• **Given problem**
Repeat every line exactly, keeping the pictures out of the copy.

+===+

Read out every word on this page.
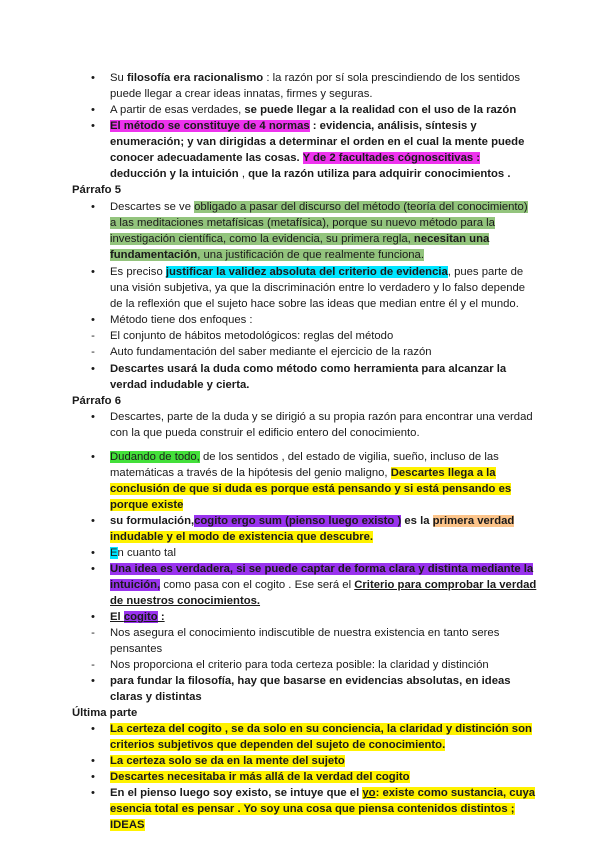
•	Su filosofía era racionalismo : la razón por sí sola prescindiendo de los sentidos
puede llegar a crear ideas innatas, firmes y seguras.
•	A partir de esas verdades, se puede llegar a la realidad con el uso de la razón
•	El método se constituye de 4 normas : evidencia, análisis, síntesis y
enumeración; y van dirigidas a determinar el orden en el cual la mente puede
conocer adecuadamente las cosas. Y de 2 facultades cógnoscitivas :
deducción y la intuición , que la razón utiliza para adquirir conocimientos .
Párrafo 5
•	Descartes se ve obligado a pasar del discurso del método (teoría del conocimiento)
a las meditaciones metafísicas (metafísica), porque su nuevo método para la
investigación científica, como la evidencia, su primera regla, necesitan una
fundamentación, una justificación de que realmente funciona.
•	Es preciso justificar la validez absoluta del criterio de evidencia, pues parte de
una visión subjetiva, ya que la discriminación entre lo verdadero y lo falso depende
de la reflexión que el sujeto hace sobre las ideas que median entre él y el mundo.
•	Método tiene dos enfoques :
-	El conjunto de hábitos metodológicos: reglas del método
-	Auto fundamentación del saber mediante el ejercicio de la razón
•	Descartes usará la duda como método como herramienta para alcanzar la
verdad indudable y cierta.
Párrafo 6
•	Descartes, parte de la duda y se dirigió a su propia razón para encontrar una verdad
con la que pueda construir el edificio entero del conocimiento.
•	Dudando de todo, de los sentidos , del estado de vigilia, sueño, incluso de las
matemáticas a través de la hipótesis del genio maligno, Descartes llega a la
conclusión de que si duda es porque está pensando y si está pensando es
porque existe
•	su formulación,cogito ergo sum (pienso luego existo ) es la primera verdad
indudable y el modo de existencia que descubre.
•	En cuanto tal
•	Una idea es verdadera, si se puede captar de forma clara y distinta mediante la
intuición, como pasa con el cogito . Ese será el Criterio para comprobar la verdad
de nuestros conocimientos.
•	El cogito :
-	Nos asegura el conocimiento indiscutible de nuestra existencia en tanto seres
pensantes
-	Nos proporciona el criterio para toda certeza posible: la claridad y distinción
•	para fundar la filosofía, hay que basarse en evidencias absolutas, en ideas
claras y distintas
Última parte
•	La certeza del cogito , se da solo en su conciencia, la claridad y distinción son
criterios subjetivos que dependen del sujeto de conocimiento.
•	La certeza solo se da en la mente del sujeto
•	Descartes necesitaba ir más allá de la verdad del cogito
•	En el pienso luego soy existo, se intuye que el yo: existe como sustancia, cuya
esencia total es pensar . Yo soy una cosa que piensa contenidos distintos ;
IDEAS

+===+

• **Result**
Read out every word on this page.
•	Su filosofía era racionalismo : la razón por sí sola prescindiendo de los sentidos
puede llegar a crear ideas innatas, firmes y seguras.
•	A partir de esas verdades, se puede llegar a la realidad con el uso de la razón
•	El método se constituye de 4 normas : evidencia, análisis, síntesis y
enumeración; y van dirigidas a determinar el orden en el cual la mente puede
conocer adecuadamente las cosas. Y de 2 facultades cógnoscitivas :
deducción y la intuición , que la razón utiliza para adquirir conocimientos .
Párrafo 5
•	Descartes se ve obligado a pasar del discurso del método (teoría del conocimiento)
a las meditaciones metafísicas (metafísica), porque su nuevo método para la
investigación científica, como la evidencia, su primera regla, necesitan una
fundamentación, una justificación de que realmente funciona.
•	Es preciso justificar la validez absoluta del criterio de evidencia, pues parte de
una visión subjetiva, ya que la discriminación entre lo verdadero y lo falso depende
de la reflexión que el sujeto hace sobre las ideas que median entre él y el mundo.
•	Método tiene dos enfoques :
-	El conjunto de hábitos metodológicos: reglas del método
-	Auto fundamentación del saber mediante el ejercicio de la razón
•	Descartes usará la duda como método como herramienta para alcanzar la
verdad indudable y cierta.
Párrafo 6
•	Descartes, parte de la duda y se dirigió a su propia razón para encontrar una verdad
con la que pueda construir el edificio entero del conocimiento.
•	Dudando de todo, de los sentidos , del estado de vigilia, sueño, incluso de las
matemáticas a través de la hipótesis del genio maligno, Descartes llega a la
conclusión de que si duda es porque está pensando y si está pensando es
porque existe
•	su formulación,cogito ergo sum (pienso luego existo ) es la primera verdad
indudable y el modo de existencia que descubre.
•	En cuanto tal
•	Una idea es verdadera, si se puede captar de forma clara y distinta mediante la
intuición, como pasa con el cogito . Ese será el Criterio para comprobar la verdad
de nuestros conocimientos.
•	El cogito :
-	Nos asegura el conocimiento indiscutible de nuestra existencia en tanto seres
pensantes
-	Nos proporciona el criterio para toda certeza posible: la claridad y distinción
•	para fundar la filosofía, hay que basarse en evidencias absolutas, en ideas
claras y distintas
Última parte
•	La certeza del cogito , se da solo en su conciencia, la claridad y distinción son
criterios subjetivos que dependen del sujeto de conocimiento.
•	La certeza solo se da en la mente del sujeto
•	Descartes necesitaba ir más allá de la verdad del cogito
•	En el pienso luego soy existo, se intuye que el yo: existe como sustancia, cuya
esencia total es pensar . Yo soy una cosa que piensa contenidos distintos ;
IDEAS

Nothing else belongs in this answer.